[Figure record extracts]
[start]

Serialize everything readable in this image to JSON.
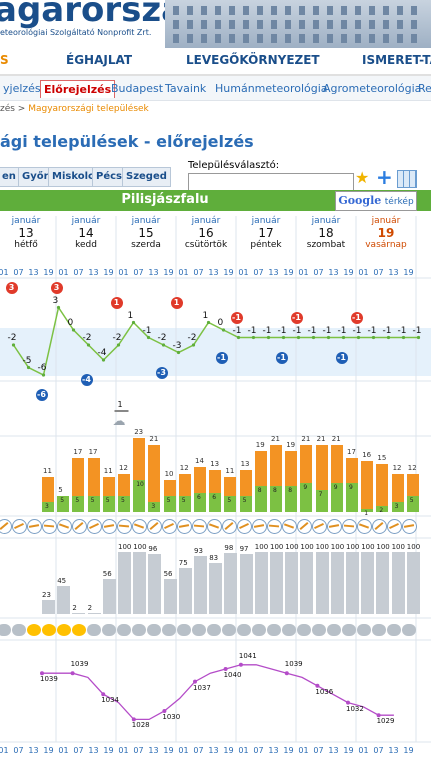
{
  "header": {
    "logo_text": "agarorszag",
    "logo_sub": "eteorológiai Szolgáltató Nonprofit Zrt."
  },
  "nav1": [
    "S",
    "ÉGHAJLAT",
    "LEVEGŐKÖRNYEZET",
    "ISMERET-TÁ"
  ],
  "nav2": [
    "yjelzés",
    "Előrejelzés",
    "Budapest",
    "Tavaink",
    "Humánmeteorológia",
    "Agrometeorológia",
    "Re"
  ],
  "nav2_active": 1,
  "breadcrumb": {
    "prefix": "zés > ",
    "link": "Magyarországi települések"
  },
  "page_title": "ági települések - előrejelzés",
  "cities": [
    "en",
    "Győr",
    "Miskolc",
    "Pécs",
    "Szeged"
  ],
  "selector": {
    "label": "Településválasztó:",
    "value": ""
  },
  "place": "Pilisjászfalu",
  "google_map": {
    "brand": "Google",
    "label": "térkép"
  },
  "days": [
    {
      "month": "január",
      "day": "13",
      "weekday": "hétfő"
    },
    {
      "month": "január",
      "day": "14",
      "weekday": "kedd"
    },
    {
      "month": "január",
      "day": "15",
      "weekday": "szerda"
    },
    {
      "month": "január",
      "day": "16",
      "weekday": "csütörtök"
    },
    {
      "month": "január",
      "day": "17",
      "weekday": "péntek"
    },
    {
      "month": "január",
      "day": "18",
      "weekday": "szombat"
    },
    {
      "month": "január",
      "day": "19",
      "weekday": "vasárnap"
    }
  ],
  "hours": [
    "01",
    "07",
    "13",
    "19",
    "01",
    "07",
    "13",
    "19",
    "01",
    "07",
    "13",
    "19",
    "01",
    "07",
    "13",
    "19",
    "01",
    "07",
    "13",
    "19",
    "01",
    "07",
    "13",
    "19",
    "01",
    "07",
    "13",
    "19"
  ],
  "temp": {
    "values": [
      -2,
      -5,
      -6,
      3,
      0,
      -2,
      -4,
      -2,
      1,
      -1,
      -2,
      -3,
      -2,
      1,
      0,
      -1,
      -1,
      -1,
      -1,
      -1,
      -1,
      -1,
      -1,
      -1,
      -1,
      -1,
      -1,
      -1
    ],
    "max": [
      {
        "i": 0,
        "v": "3"
      },
      {
        "i": 3,
        "v": "3"
      },
      {
        "i": 7,
        "v": "1"
      },
      {
        "i": 11,
        "v": "1"
      },
      {
        "i": 15,
        "v": "-1"
      },
      {
        "i": 19,
        "v": "-1"
      },
      {
        "i": 23,
        "v": "-1"
      }
    ],
    "min": [
      {
        "i": 2,
        "v": "-6"
      },
      {
        "i": 5,
        "v": "-4"
      },
      {
        "i": 10,
        "v": "-3"
      },
      {
        "i": 14,
        "v": "-1"
      },
      {
        "i": 18,
        "v": "-1"
      },
      {
        "i": 22,
        "v": "-1"
      }
    ]
  },
  "snow": {
    "value": "1",
    "index": 7
  },
  "wind": {
    "gust": [
      11,
      5,
      17,
      17,
      11,
      12,
      23,
      21,
      10,
      12,
      14,
      13,
      11,
      13,
      19,
      21,
      19,
      21,
      21,
      21,
      17,
      16,
      15,
      12,
      12
    ],
    "speed": [
      3,
      5,
      5,
      5,
      5,
      5,
      10,
      3,
      5,
      5,
      6,
      6,
      5,
      5,
      8,
      8,
      8,
      9,
      7,
      9,
      9,
      1,
      2,
      3,
      5
    ]
  },
  "cloud": [
    23,
    45,
    2,
    2,
    56,
    100,
    100,
    96,
    56,
    75,
    93,
    83,
    98,
    97,
    100,
    100,
    100,
    100,
    100,
    100,
    100,
    100,
    100,
    100,
    100
  ],
  "pressure": {
    "values": [
      1039,
      1039,
      1039,
      1038,
      1034,
      1032,
      1028,
      1028,
      1030,
      1033,
      1037,
      1039,
      1040,
      1041,
      1041,
      1040,
      1039,
      1038,
      1036,
      1034,
      1032,
      1031,
      1029,
      1029
    ],
    "labels": [
      {
        "i": 0,
        "v": "1039"
      },
      {
        "i": 2,
        "v": "1039"
      },
      {
        "i": 4,
        "v": "1034"
      },
      {
        "i": 6,
        "v": "1028"
      },
      {
        "i": 8,
        "v": "1030"
      },
      {
        "i": 10,
        "v": "1037"
      },
      {
        "i": 12,
        "v": "1040"
      },
      {
        "i": 13,
        "v": "1041"
      },
      {
        "i": 16,
        "v": "1039"
      },
      {
        "i": 18,
        "v": "1036"
      },
      {
        "i": 20,
        "v": "1032"
      },
      {
        "i": 22,
        "v": "1029"
      }
    ]
  },
  "colors": {
    "green": "#5fae3b",
    "orange": "#f39323",
    "purple": "#b44cc8",
    "blue": "#2b6cb5"
  }
}
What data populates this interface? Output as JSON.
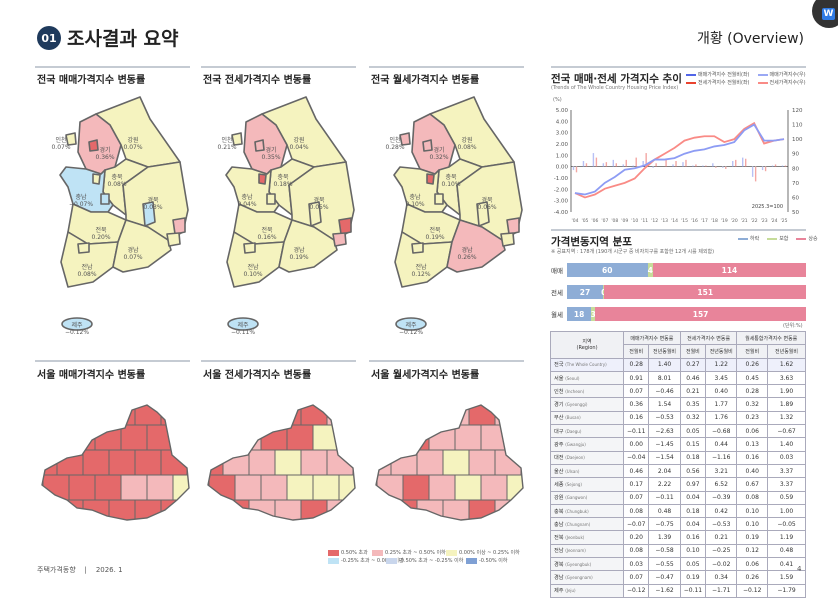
{
  "header": {
    "badge": "01",
    "title": "조사결과 요약",
    "overview": "개황 (Overview)"
  },
  "colors": {
    "accent": "#1f3a5c",
    "lvl": [
      "#e4696a",
      "#f4b9bb",
      "#f5f3bf",
      "#bfe3f5",
      "#c9d6ec",
      "#7fa0d4"
    ],
    "fall": "#8eadd6",
    "flat": "#c6dc9a",
    "rise": "#e8849a",
    "sales_line": "#6b82ef",
    "jeonse_line": "#f0605a"
  },
  "maps": [
    {
      "title": "전국 매매가격지수 변동률",
      "col": 0
    },
    {
      "title": "전국 전세가격지수 변동률",
      "col": 2
    },
    {
      "title": "전국 월세가격지수 변동률",
      "col": 4
    }
  ],
  "seoul_maps": [
    {
      "title": "서울 매매가격지수 변동률",
      "levels": [
        0,
        0,
        0,
        0,
        0,
        0,
        0,
        0,
        0,
        0,
        0,
        0,
        0,
        0,
        0,
        0,
        0,
        0,
        0,
        0,
        0,
        1,
        1,
        2,
        0,
        0,
        0,
        0,
        0,
        0
      ]
    },
    {
      "title": "서울 전세가격지수 변동률",
      "levels": [
        1,
        1,
        1,
        0,
        0,
        1,
        1,
        1,
        0,
        0,
        2,
        1,
        0,
        1,
        1,
        2,
        1,
        1,
        0,
        1,
        1,
        2,
        2,
        2,
        1,
        0,
        1,
        1,
        0,
        1
      ]
    },
    {
      "title": "서울 월세가격지수 변동률",
      "levels": [
        1,
        0,
        1,
        1,
        0,
        1,
        1,
        0,
        1,
        1,
        1,
        0,
        1,
        1,
        1,
        2,
        1,
        1,
        1,
        0,
        1,
        2,
        1,
        2,
        1,
        0,
        1,
        1,
        0,
        1
      ]
    }
  ],
  "map_legend": [
    "0.50% 초과",
    "0.25% 초과 ~ 0.50% 이하",
    "0.00% 이상 ~ 0.25% 이하",
    "-0.25% 초과 ~ 0.00% 미만",
    "-0.50% 초과 ~ -0.25% 이하",
    "-0.50% 이하"
  ],
  "trend": {
    "title": "전국 매매·전세 가격지수 추이",
    "subtitle": "(Trends of The Whole Country Housing Price Index)",
    "unit": "(%)",
    "note": "2025.3=100",
    "legend": [
      "매매가격지수 전월비(좌)",
      "매매가격지수(우)",
      "전세가격지수 전월비(좌)",
      "전세가격지수(우)"
    ]
  },
  "chart_data": [
    {
      "type": "line",
      "title": "전국 매매·전세 가격지수 추이",
      "x": [
        "'04",
        "'05",
        "'06",
        "'07",
        "'08",
        "'09",
        "'10",
        "'11",
        "'12",
        "'13",
        "'14",
        "'15",
        "'16",
        "'17",
        "'18",
        "'19",
        "'20",
        "'21",
        "'22",
        "'23",
        "'24",
        "'25"
      ],
      "y_left_ticks": [
        "5.00",
        "4.00",
        "3.00",
        "2.00",
        "1.00",
        "0.00",
        "-1.00",
        "-2.00",
        "-3.00",
        "-4.00"
      ],
      "y_right_ticks": [
        "120",
        "110",
        "100",
        "90",
        "80",
        "70",
        "60",
        "50"
      ],
      "ylim_left": [
        -4,
        5
      ],
      "ylim_right": [
        50,
        120
      ],
      "series": [
        {
          "name": "매매가격지수(우)",
          "axis": "right",
          "values": [
            63,
            62,
            64,
            70,
            74,
            79,
            80,
            82,
            86,
            86,
            87,
            90,
            92,
            93,
            95,
            96,
            98,
            106,
            110,
            99,
            99,
            100
          ]
        },
        {
          "name": "전세가격지수(우)",
          "axis": "right",
          "values": [
            63,
            60,
            62,
            66,
            68,
            70,
            73,
            80,
            86,
            90,
            94,
            99,
            101,
            102,
            102,
            98,
            100,
            107,
            111,
            97,
            99,
            100
          ]
        },
        {
          "name": "매매가격지수 전월비(좌)",
          "axis": "left",
          "values": [
            -0.3,
            0.5,
            1.2,
            0.3,
            0.6,
            0.2,
            0.1,
            0.5,
            -0.1,
            0.0,
            0.2,
            0.4,
            0.1,
            0.1,
            0.3,
            -0.1,
            0.5,
            0.8,
            -0.9,
            -0.3,
            0.1,
            0.1
          ]
        },
        {
          "name": "전세가격지수 전월비(좌)",
          "axis": "left",
          "values": [
            -0.5,
            0.3,
            0.8,
            0.4,
            0.3,
            0.6,
            0.8,
            1.2,
            0.3,
            0.6,
            0.5,
            0.6,
            0.2,
            0.1,
            -0.1,
            -0.2,
            0.6,
            0.7,
            -1.3,
            -0.4,
            0.2,
            0.1
          ]
        }
      ]
    },
    {
      "type": "bar",
      "title": "가격변동지역 분포",
      "categories": [
        "매매",
        "전세",
        "월세"
      ],
      "legend": [
        "하락",
        "보합",
        "상승"
      ],
      "series": [
        {
          "name": "하락",
          "values": [
            60,
            27,
            18
          ]
        },
        {
          "name": "보합",
          "values": [
            4,
            0,
            3
          ]
        },
        {
          "name": "상승",
          "values": [
            114,
            151,
            157
          ]
        }
      ]
    }
  ],
  "dist": {
    "title": "가격변동지역 분포",
    "note": "※ 공표지역 : 178개 (190개 시군구 중 비자치구를 포함한 12개 시를 제외함)",
    "unit": "(단위:%)"
  },
  "table": {
    "h_region": "지역",
    "h_region_en": "(Region)",
    "groups": [
      "매매가격지수 변동률",
      "전세가격지수 변동률",
      "월세통합가격지수 변동률"
    ],
    "sub": [
      "전월비",
      "전년동월비",
      "전월비",
      "전년동월비",
      "전월비",
      "전년동월비"
    ],
    "rows": [
      {
        "key": "whole",
        "r": "전국",
        "en": "(The Whole Country)",
        "v": [
          "0.28",
          "1.40",
          "0.27",
          "1.22",
          "0.26",
          "1.62"
        ]
      },
      {
        "key": "seoul",
        "r": "서울",
        "en": "(Seoul)",
        "v": [
          "0.91",
          "8.01",
          "0.46",
          "3.45",
          "0.45",
          "3.63"
        ]
      },
      {
        "key": "incheon",
        "r": "인천",
        "en": "(Incheon)",
        "v": [
          "0.07",
          "−0.46",
          "0.21",
          "0.40",
          "0.28",
          "1.90"
        ]
      },
      {
        "key": "gyeonggi",
        "r": "경기",
        "en": "(Gyeonggi)",
        "v": [
          "0.36",
          "1.54",
          "0.35",
          "1.77",
          "0.32",
          "1.89"
        ]
      },
      {
        "key": "busan",
        "r": "부산",
        "en": "(Busan)",
        "v": [
          "0.16",
          "−0.53",
          "0.32",
          "1.76",
          "0.23",
          "1.32"
        ]
      },
      {
        "key": "daegu",
        "r": "대구",
        "en": "(Daegu)",
        "v": [
          "−0.11",
          "−2.63",
          "0.05",
          "−0.68",
          "0.06",
          "−0.67"
        ]
      },
      {
        "key": "gwangju",
        "r": "광주",
        "en": "(Gwangju)",
        "v": [
          "0.00",
          "−1.45",
          "0.15",
          "0.44",
          "0.13",
          "1.40"
        ]
      },
      {
        "key": "daejeon",
        "r": "대전",
        "en": "(Daejeon)",
        "v": [
          "−0.04",
          "−1.54",
          "0.18",
          "−1.16",
          "0.16",
          "0.03"
        ]
      },
      {
        "key": "ulsan",
        "r": "울산",
        "en": "(Ulsan)",
        "v": [
          "0.46",
          "2.04",
          "0.56",
          "3.21",
          "0.40",
          "3.37"
        ]
      },
      {
        "key": "sejong",
        "r": "세종",
        "en": "(Sejong)",
        "v": [
          "0.17",
          "2.22",
          "0.97",
          "6.52",
          "0.67",
          "3.37"
        ]
      },
      {
        "key": "gangwon",
        "r": "강원",
        "en": "(Gangwon)",
        "v": [
          "0.07",
          "−0.11",
          "0.04",
          "−0.39",
          "0.08",
          "0.59"
        ]
      },
      {
        "key": "chungbuk",
        "r": "충북",
        "en": "(Chungbuk)",
        "v": [
          "0.08",
          "0.48",
          "0.18",
          "0.42",
          "0.10",
          "1.00"
        ]
      },
      {
        "key": "chungnam",
        "r": "충남",
        "en": "(Chungnam)",
        "v": [
          "−0.07",
          "−0.75",
          "0.04",
          "−0.53",
          "0.10",
          "−0.05"
        ]
      },
      {
        "key": "jeonbuk",
        "r": "전북",
        "en": "(Jeonbuk)",
        "v": [
          "0.20",
          "1.39",
          "0.16",
          "0.21",
          "0.19",
          "1.19"
        ]
      },
      {
        "key": "jeonnam",
        "r": "전남",
        "en": "(Jeonnam)",
        "v": [
          "0.08",
          "−0.58",
          "0.10",
          "−0.25",
          "0.12",
          "0.48"
        ]
      },
      {
        "key": "gyeongbuk",
        "r": "경북",
        "en": "(Gyeongbuk)",
        "v": [
          "0.03",
          "−0.55",
          "0.05",
          "−0.02",
          "0.06",
          "0.41"
        ]
      },
      {
        "key": "gyeongnam",
        "r": "경남",
        "en": "(Gyeongnam)",
        "v": [
          "0.07",
          "−0.47",
          "0.19",
          "0.34",
          "0.26",
          "1.59"
        ]
      },
      {
        "key": "jeju",
        "r": "제주",
        "en": "(Jeju)",
        "v": [
          "−0.12",
          "−1.62",
          "−0.11",
          "−1.71",
          "−0.12",
          "−1.79"
        ]
      }
    ]
  },
  "footer": {
    "left": "주택가격동향",
    "sep": "|",
    "date": "2026. 1",
    "page": "4"
  }
}
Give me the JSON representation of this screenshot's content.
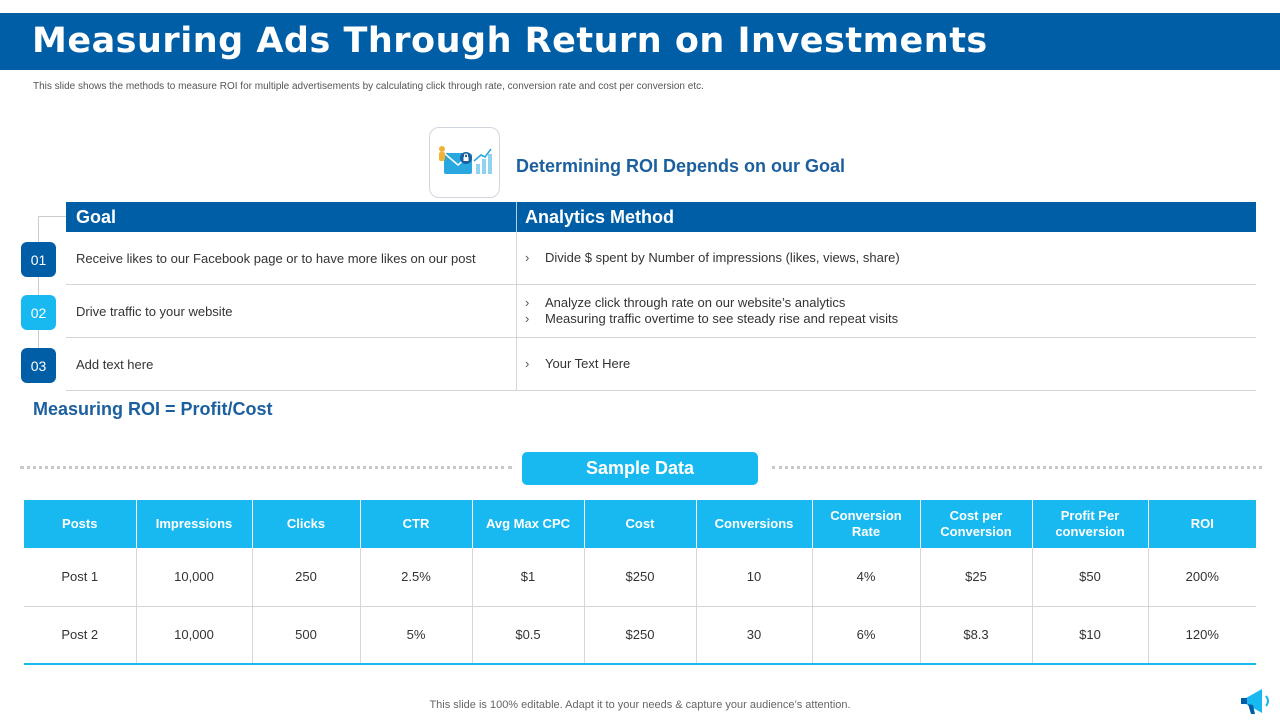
{
  "header": {
    "title": "Measuring Ads Through Return on Investments",
    "description": "This slide shows the methods to measure ROI  for multiple  advertisements by calculating click through rate, conversion rate and cost per conversion etc."
  },
  "goal_section": {
    "icon": "email-analytics-icon",
    "heading": "Determining ROI Depends on our Goal",
    "columns": [
      "Goal",
      "Analytics Method"
    ],
    "rows": [
      {
        "number": "01",
        "goal": "Receive  likes to our Facebook  page  or to have  more likes on our post",
        "methods": [
          "Divide  $ spent by  Number  of impressions (likes, views, share)"
        ]
      },
      {
        "number": "02",
        "goal": "Drive  traffic to your website",
        "methods": [
          "Analyze click through rate on our website’s analytics",
          "Measuring traffic overtime to see steady rise and repeat visits"
        ]
      },
      {
        "number": "03",
        "goal": "Add text here",
        "methods": [
          "Your Text Here"
        ]
      }
    ]
  },
  "formula": "Measuring ROI = Profit/Cost",
  "sample": {
    "label": "Sample Data",
    "columns": [
      "Posts",
      "Impressions",
      "Clicks",
      "CTR",
      "Avg Max CPC",
      "Cost",
      "Conversions",
      "Conversion Rate",
      "Cost per Conversion",
      "Profit Per conversion",
      "ROI"
    ],
    "rows": [
      [
        "Post 1",
        "10,000",
        "250",
        "2.5%",
        "$1",
        "$250",
        "10",
        "4%",
        "$25",
        "$50",
        "200%"
      ],
      [
        "Post 2",
        "10,000",
        "500",
        "5%",
        "$0.5",
        "$250",
        "30",
        "6%",
        "$8.3",
        "$10",
        "120%"
      ]
    ]
  },
  "footer": "This slide is 100% editable. Adapt it to your needs & capture your audience’s attention.",
  "colors": {
    "primary": "#005ea6",
    "accent": "#18b9f0",
    "heading": "#1b5f9e"
  }
}
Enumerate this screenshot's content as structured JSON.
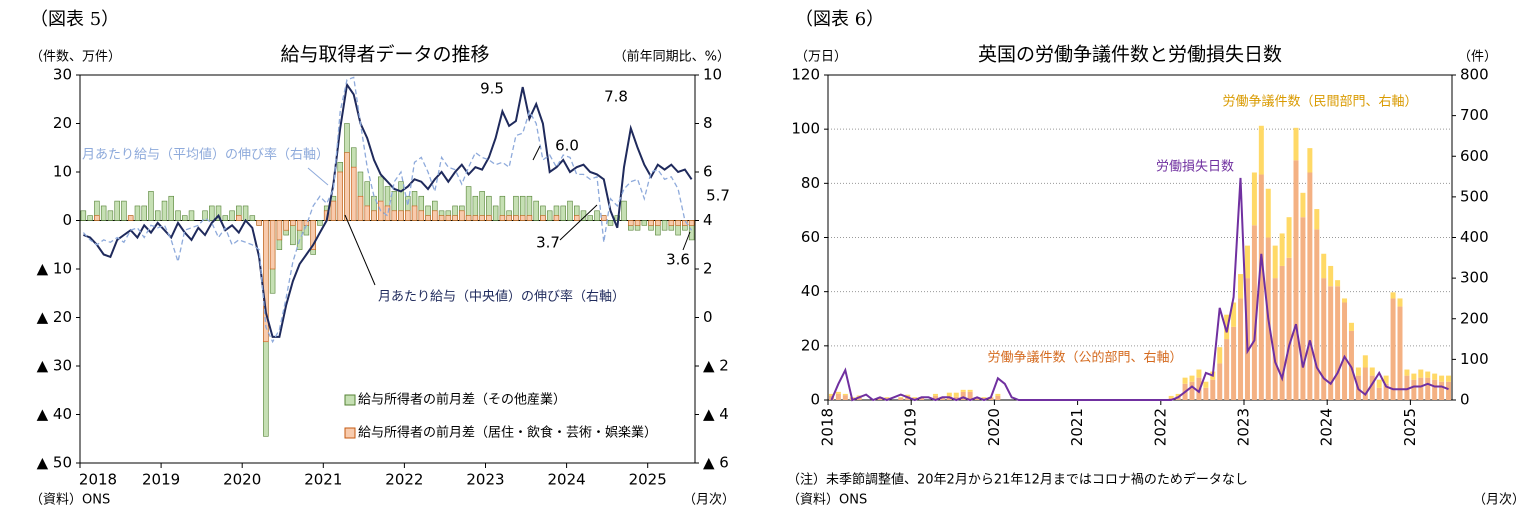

[end]

DIRECTIONS FOR THIS TASK :: Scan the lines above for "note", then copy every one that has it.

WRITTEN SOLUTION ::
    "note": "2025.3=100",
    "note": "※ 공표지역 : 178개 (190개 시군구 중 비자치구를 포함한 12개 시를 제외함)",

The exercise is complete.